Task instructions
Repeat all the records exactly, omitting pictures.

(Items listed in a dataset)
.....

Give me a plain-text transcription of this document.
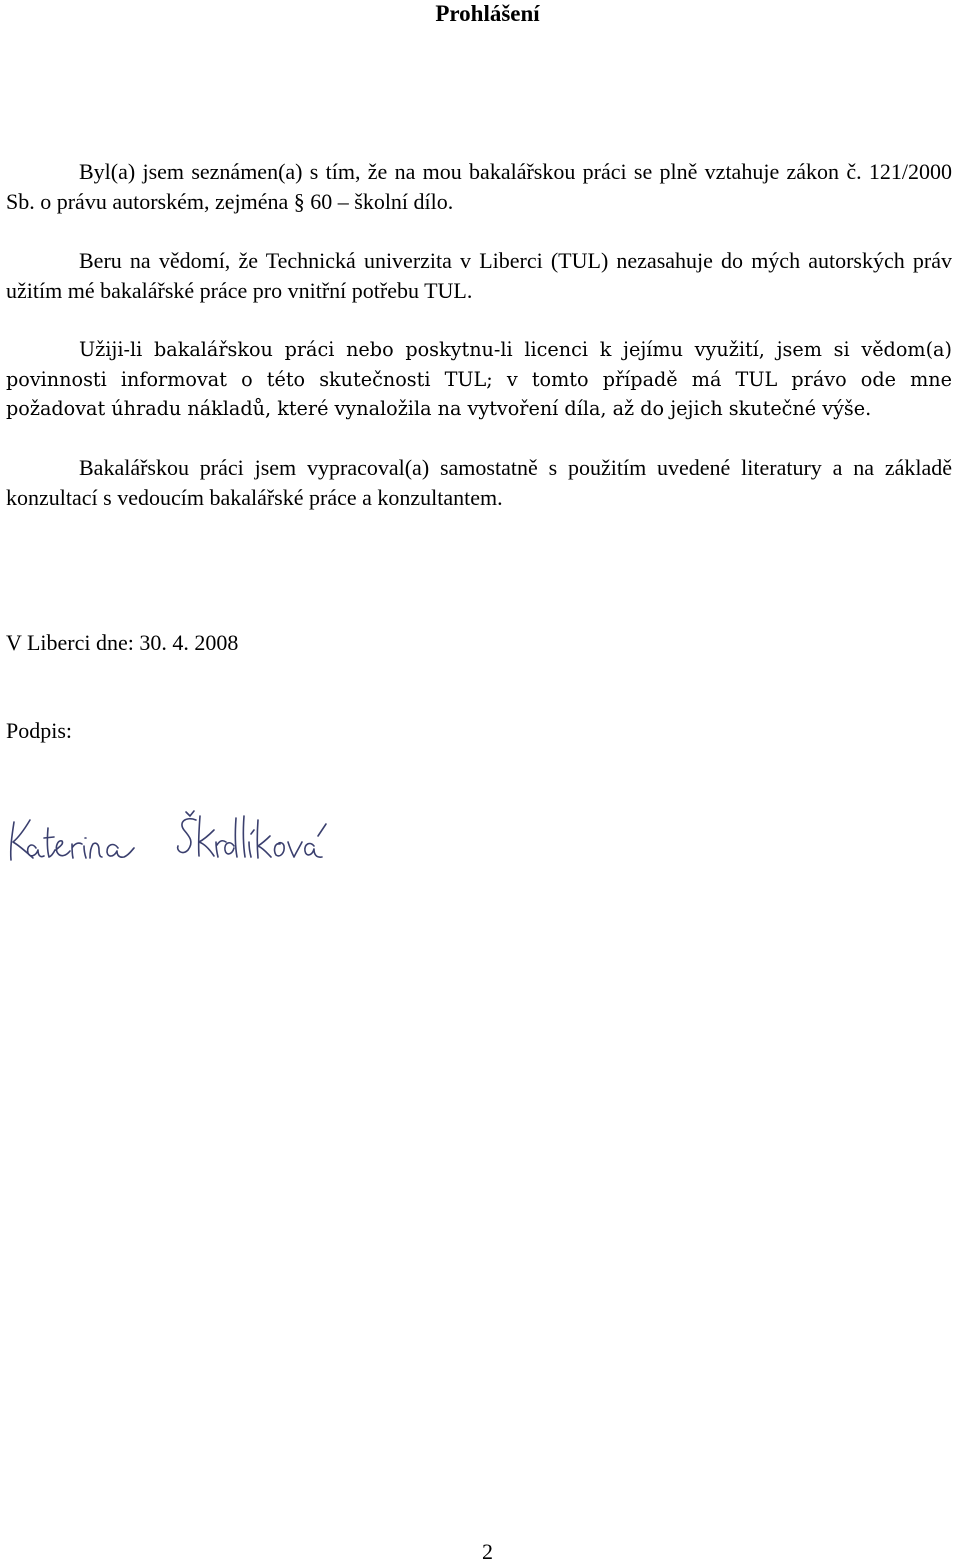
Prohlášení

Byl(a) jsem seznámen(a) s tím, že na mou bakalářskou práci se plně vztahuje zákon č. 121/2000 Sb. o právu autorském, zejména § 60 – školní dílo.

Beru na vědomí, že Technická univerzita v Liberci (TUL) nezasahuje do mých autorských práv užitím mé bakalářské práce pro vnitřní potřebu TUL.

Užiji-li bakalářskou práci nebo poskytnu-li licenci k jejímu využití, jsem si vědom(a) povinnosti informovat o této skutečnosti TUL; v tomto případě má TUL právo ode mne požadovat úhradu nákladů, které vynaložila na vytvoření díla, až do jejich skutečné výše.

Bakalářskou práci jsem vypracoval(a) samostatně s použitím uvedené literatury a na základě konzultací s vedoucím bakalářské práce a konzultantem.

V Liberci dne: 30. 4. 2008
Podpis:
2
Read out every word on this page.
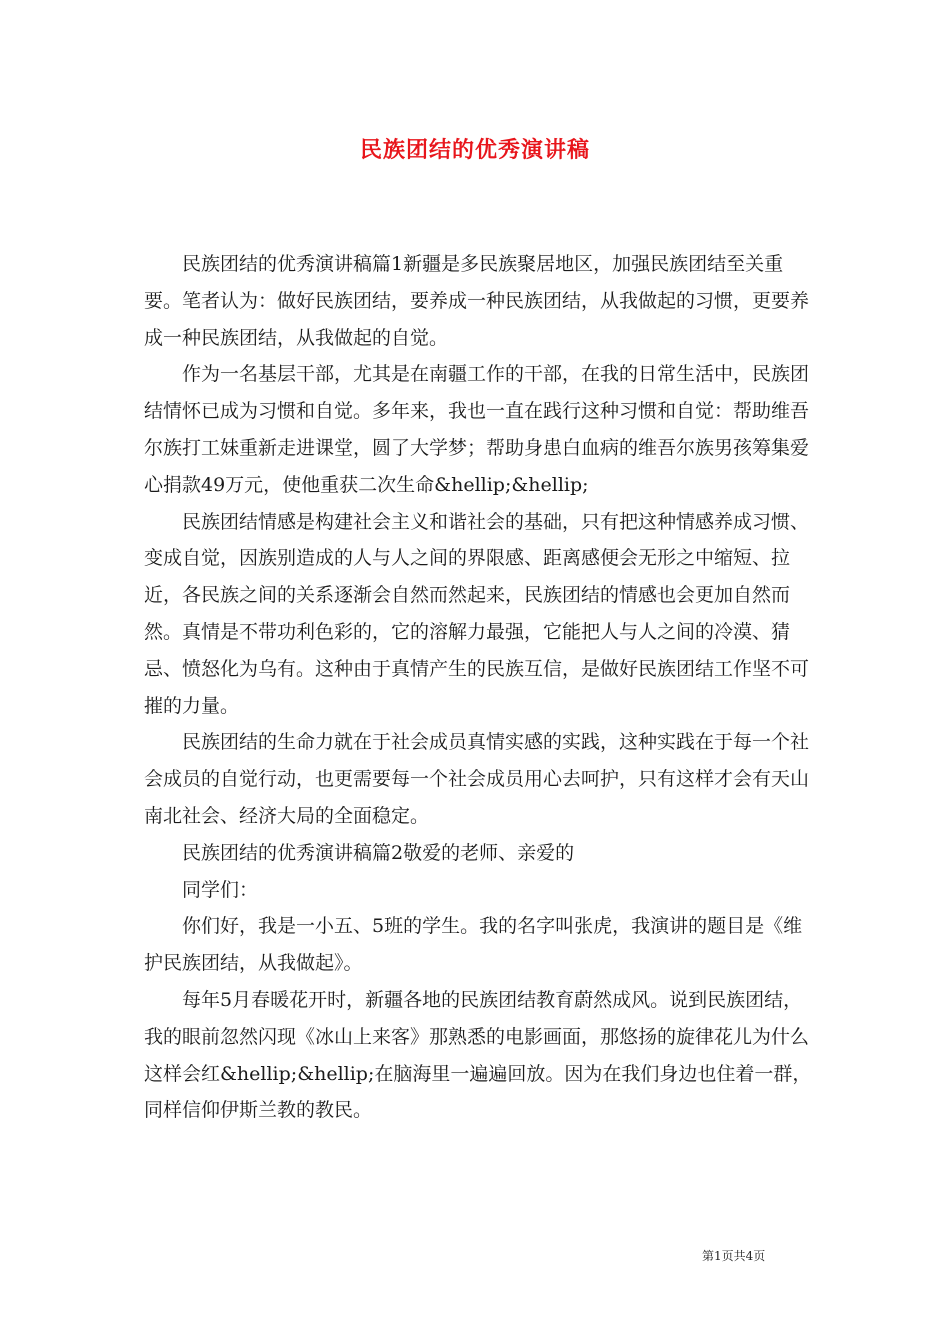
民族团结的优秀演讲稿

民族团结的优秀演讲稿篇1新疆是多民族聚居地区，加强民族团结至关重要。笔者认为：做好民族团结，要养成一种民族团结，从我做起的习惯，更要养成一种民族团结，从我做起的自觉。

作为一名基层干部，尤其是在南疆工作的干部，在我的日常生活中，民族团结情怀已成为习惯和自觉。多年来，我也一直在践行这种习惯和自觉：帮助维吾尔族打工妹重新走进课堂，圆了大学梦；帮助身患白血病的维吾尔族男孩筹集爱心捐款49万元，使他重获二次生命&hellip;&hellip;

民族团结情感是构建社会主义和谐社会的基础，只有把这种情感养成习惯、变成自觉，因族别造成的人与人之间的界限感、距离感便会无形之中缩短、拉近，各民族之间的关系逐渐会自然而然起来，民族团结的情感也会更加自然而然。真情是不带功利色彩的，它的溶解力最强，它能把人与人之间的冷漠、猜忌、愤怒化为乌有。这种由于真情产生的民族互信，是做好民族团结工作坚不可摧的力量。

民族团结的生命力就在于社会成员真情实感的实践，这种实践在于每一个社会成员的自觉行动，也更需要每一个社会成员用心去呵护，只有这样才会有天山南北社会、经济大局的全面稳定。

民族团结的优秀演讲稿篇2敬爱的老师、亲爱的

同学们：

你们好，我是一小五、5班的学生。我的名字叫张虎，我演讲的题目是《维护民族团结，从我做起》。

每年5月春暖花开时，新疆各地的民族团结教育蔚然成风。说到民族团结，我的眼前忽然闪现《冰山上来客》那熟悉的电影画面，那悠扬的旋律花儿为什么这样会红&hellip;&hellip;在脑海里一遍遍回放。因为在我们身边也住着一群，同样信仰伊斯兰教的教民。

第1页共4页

.....

The result
Give me a plain-text transcription of this document.
Prohlášení

Byl(a) jsem seznámen(a) s tím, že na mou bakalářskou práci se plně vztahuje zákon č. 121/2000 Sb. o právu autorském, zejména § 60 – školní dílo.

Beru na vědomí, že Technická univerzita v Liberci (TUL) nezasahuje do mých autorských práv užitím mé bakalářské práce pro vnitřní potřebu TUL.

Užiji-li bakalářskou práci nebo poskytnu-li licenci k jejímu využití, jsem si vědom(a) povinnosti informovat o této skutečnosti TUL; v tomto případě má TUL právo ode mne požadovat úhradu nákladů, které vynaložila na vytvoření díla, až do jejich skutečné výše.

Bakalářskou práci jsem vypracoval(a) samostatně s použitím uvedené literatury a na základě konzultací s vedoucím bakalářské práce a konzultantem.

V Liberci dne: 30. 4. 2008
Podpis:
2
Read out every word on this page.
民族团结的优秀演讲稿

民族团结的优秀演讲稿篇1新疆是多民族聚居地区，加强民族团结至关重要。笔者认为：做好民族团结，要养成一种民族团结，从我做起的习惯，更要养成一种民族团结，从我做起的自觉。

作为一名基层干部，尤其是在南疆工作的干部，在我的日常生活中，民族团结情怀已成为习惯和自觉。多年来，我也一直在践行这种习惯和自觉：帮助维吾尔族打工妹重新走进课堂，圆了大学梦；帮助身患白血病的维吾尔族男孩筹集爱心捐款49万元，使他重获二次生命&hellip;&hellip;

民族团结情感是构建社会主义和谐社会的基础，只有把这种情感养成习惯、变成自觉，因族别造成的人与人之间的界限感、距离感便会无形之中缩短、拉近，各民族之间的关系逐渐会自然而然起来，民族团结的情感也会更加自然而然。真情是不带功利色彩的，它的溶解力最强，它能把人与人之间的冷漠、猜忌、愤怒化为乌有。这种由于真情产生的民族互信，是做好民族团结工作坚不可摧的力量。

民族团结的生命力就在于社会成员真情实感的实践，这种实践在于每一个社会成员的自觉行动，也更需要每一个社会成员用心去呵护，只有这样才会有天山南北社会、经济大局的全面稳定。

民族团结的优秀演讲稿篇2敬爱的老师、亲爱的

同学们：

你们好，我是一小五、5班的学生。我的名字叫张虎，我演讲的题目是《维护民族团结，从我做起》。

每年5月春暖花开时，新疆各地的民族团结教育蔚然成风。说到民族团结，我的眼前忽然闪现《冰山上来客》那熟悉的电影画面，那悠扬的旋律花儿为什么这样会红&hellip;&hellip;在脑海里一遍遍回放。因为在我们身边也住着一群，同样信仰伊斯兰教的教民。

第1页共4页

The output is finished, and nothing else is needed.